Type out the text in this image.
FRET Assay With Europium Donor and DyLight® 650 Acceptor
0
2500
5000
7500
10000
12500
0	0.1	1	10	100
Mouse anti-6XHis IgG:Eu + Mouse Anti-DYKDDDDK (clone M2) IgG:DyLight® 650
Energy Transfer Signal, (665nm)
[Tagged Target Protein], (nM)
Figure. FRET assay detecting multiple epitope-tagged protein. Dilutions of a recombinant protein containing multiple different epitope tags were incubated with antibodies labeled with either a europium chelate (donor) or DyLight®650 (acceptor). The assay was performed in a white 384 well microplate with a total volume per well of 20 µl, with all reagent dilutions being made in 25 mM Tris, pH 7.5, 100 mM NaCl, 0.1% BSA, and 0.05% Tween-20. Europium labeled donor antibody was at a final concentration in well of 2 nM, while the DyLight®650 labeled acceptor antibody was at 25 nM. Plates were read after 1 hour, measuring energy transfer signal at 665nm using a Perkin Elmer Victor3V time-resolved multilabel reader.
=-=-=-=-=
▶ [Task prompt] Return the whole listing exactly.

▶ [Exercise answer]
Type out the text in this image.
FRET Assay With Europium Donor and DyLight® 650 Acceptor
0
2500
5000
7500
10000
12500
0	0.1	1	10	100
Mouse anti-6XHis IgG:Eu + Mouse Anti-DYKDDDDK (clone M2) IgG:DyLight® 650
Energy Transfer Signal, (665nm)
[Tagged Target Protein], (nM)
Figure. FRET assay detecting multiple epitope-tagged protein. Dilutions of a recombinant protein containing multiple different epitope tags were incubated with antibodies labeled with either a europium chelate (donor) or DyLight®650 (acceptor). The assay was performed in a white 384 well microplate with a total volume per well of 20 µl, with all reagent dilutions being made in 25 mM Tris, pH 7.5, 100 mM NaCl, 0.1% BSA, and 0.05% Tween-20. Europium labeled donor antibody was at a final concentration in well of 2 nM, while the DyLight®650 labeled acceptor antibody was at 25 nM. Plates were read after 1 hour, measuring energy transfer signal at 665nm using a Perkin Elmer Victor3V time-resolved multilabel reader.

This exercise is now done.